* DESCRIPTION OF THE TASK
Write the data out again, character for character, with no images.

(Collected data entries)
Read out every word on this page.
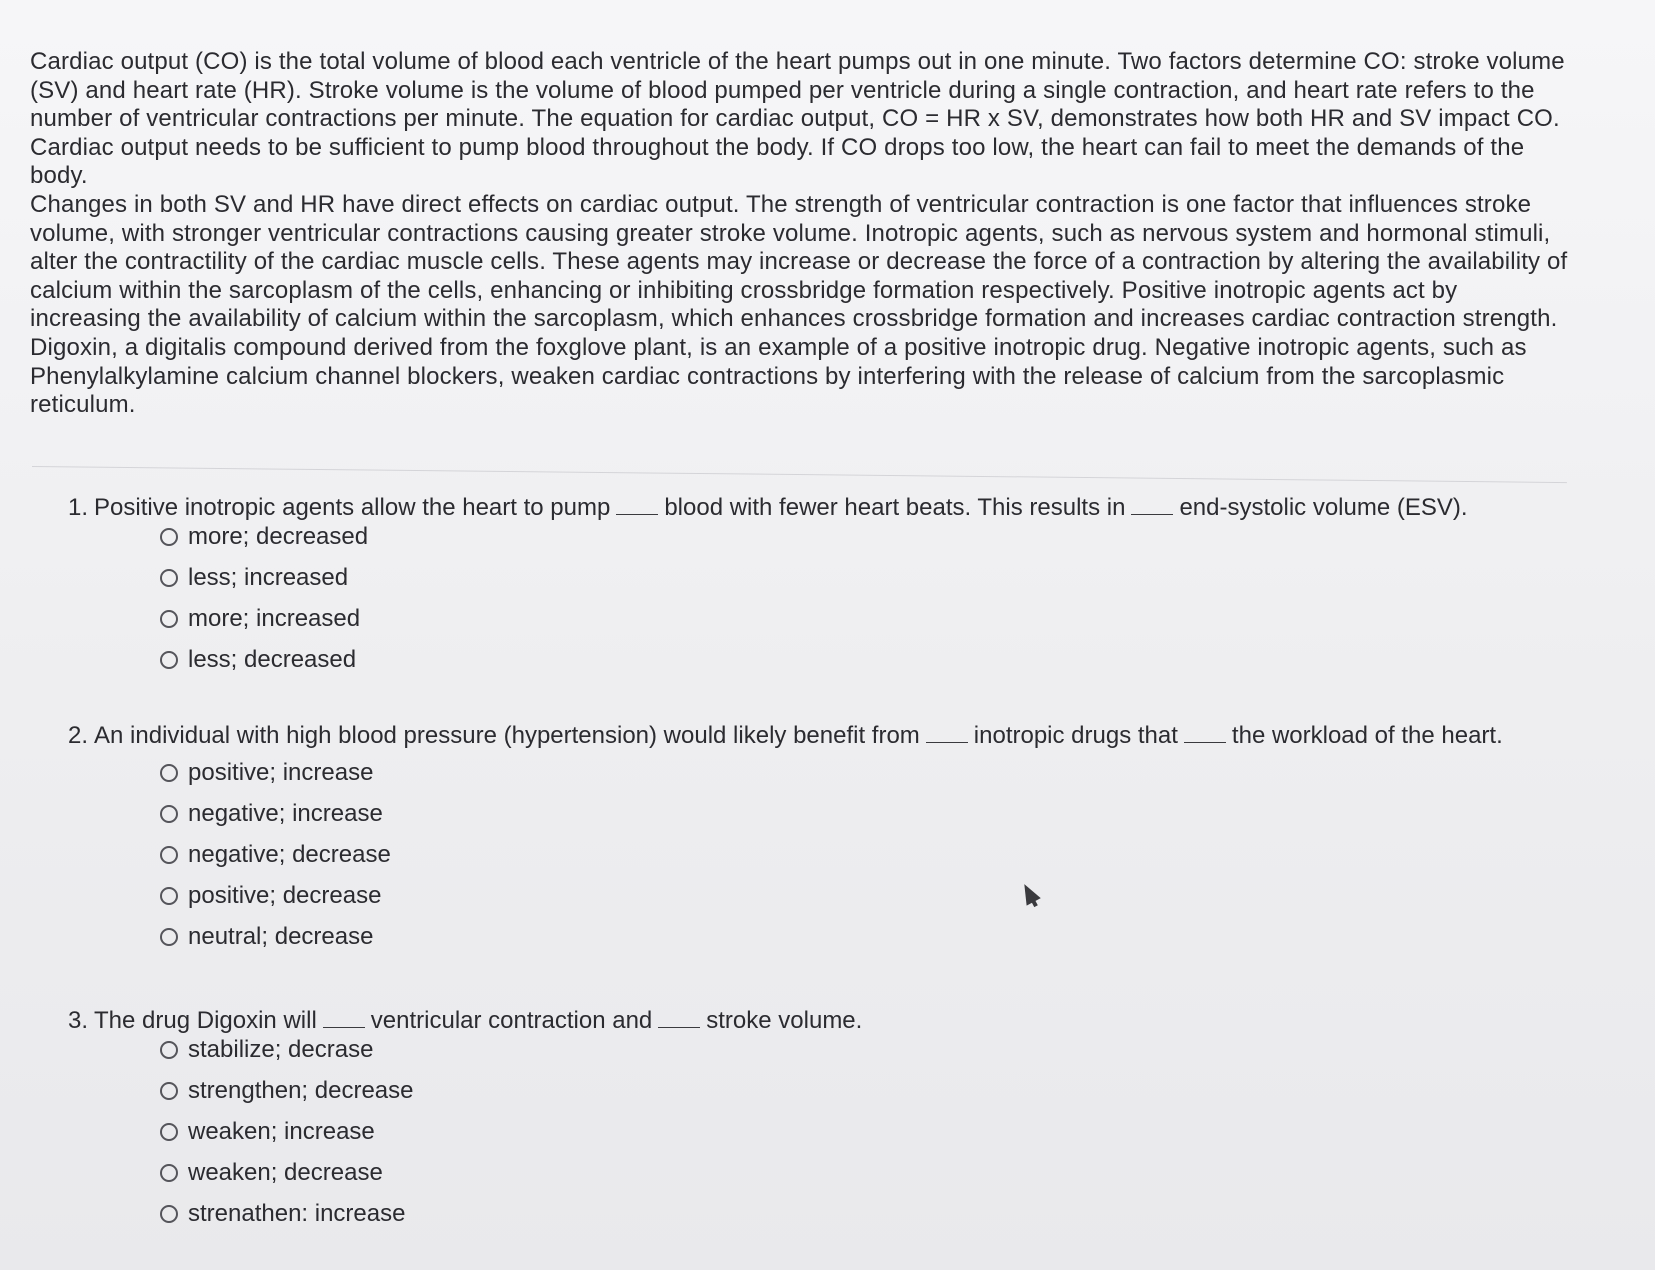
Cardiac output (CO) is the total volume of blood each ventricle of the heart pumps out in one minute. Two factors determine CO: stroke volume (SV) and heart rate (HR). Stroke volume is the volume of blood pumped per ventricle during a single contraction, and heart rate refers to the number of ventricular contractions per minute. The equation for cardiac output, CO = HR x SV, demonstrates how both HR and SV impact CO. Cardiac output needs to be sufficient to pump blood throughout the body. If CO drops too low, the heart can fail to meet the demands of the body.

Changes in both SV and HR have direct effects on cardiac output. The strength of ventricular contraction is one factor that influences stroke volume, with stronger ventricular contractions causing greater stroke volume. Inotropic agents, such as nervous system and hormonal stimuli, alter the contractility of the cardiac muscle cells. These agents may increase or decrease the force of a contraction by altering the availability of calcium within the sarcoplasm of the cells, enhancing or inhibiting crossbridge formation respectively. Positive inotropic agents act by increasing the availability of calcium within the sarcoplasm, which enhances crossbridge formation and increases cardiac contraction strength. Digoxin, a digitalis compound derived from the foxglove plant, is an example of a positive inotropic drug. Negative inotropic agents, such as Phenylalkylamine calcium channel blockers, weaken cardiac contractions by interfering with the release of calcium from the sarcoplasmic reticulum.

1. Positive inotropic agents allow the heart to pump blood with fewer heart beats. This results in end-systolic volume (ESV).
more; decreased
less; increased
more; increased
less; decreased
2. An individual with high blood pressure (hypertension) would likely benefit from inotropic drugs that the workload of the heart.
positive; increase
negative; increase
negative; decrease
positive; decrease
neutral; decrease
3. The drug Digoxin will ventricular contraction and stroke volume.
stabilize; decrase
strengthen; decrease
weaken; increase
weaken; decrease
strenathen: increase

* WRITTEN ANSWER
Read out every word on this page.
Cardiac output (CO) is the total volume of blood each ventricle of the heart pumps out in one minute. Two factors determine CO: stroke volume (SV) and heart rate (HR). Stroke volume is the volume of blood pumped per ventricle during a single contraction, and heart rate refers to the number of ventricular contractions per minute. The equation for cardiac output, CO = HR x SV, demonstrates how both HR and SV impact CO. Cardiac output needs to be sufficient to pump blood throughout the body. If CO drops too low, the heart can fail to meet the demands of the body.

Changes in both SV and HR have direct effects on cardiac output. The strength of ventricular contraction is one factor that influences stroke volume, with stronger ventricular contractions causing greater stroke volume. Inotropic agents, such as nervous system and hormonal stimuli, alter the contractility of the cardiac muscle cells. These agents may increase or decrease the force of a contraction by altering the availability of calcium within the sarcoplasm of the cells, enhancing or inhibiting crossbridge formation respectively. Positive inotropic agents act by increasing the availability of calcium within the sarcoplasm, which enhances crossbridge formation and increases cardiac contraction strength. Digoxin, a digitalis compound derived from the foxglove plant, is an example of a positive inotropic drug. Negative inotropic agents, such as Phenylalkylamine calcium channel blockers, weaken cardiac contractions by interfering with the release of calcium from the sarcoplasmic reticulum.

1. Positive inotropic agents allow the heart to pump blood with fewer heart beats. This results in end-systolic volume (ESV).
more; decreased
less; increased
more; increased
less; decreased
2. An individual with high blood pressure (hypertension) would likely benefit from inotropic drugs that the workload of the heart.
positive; increase
negative; increase
negative; decrease
positive; decrease
neutral; decrease
3. The drug Digoxin will ventricular contraction and stroke volume.
stabilize; decrase
strengthen; decrease
weaken; increase
weaken; decrease
strenathen: increase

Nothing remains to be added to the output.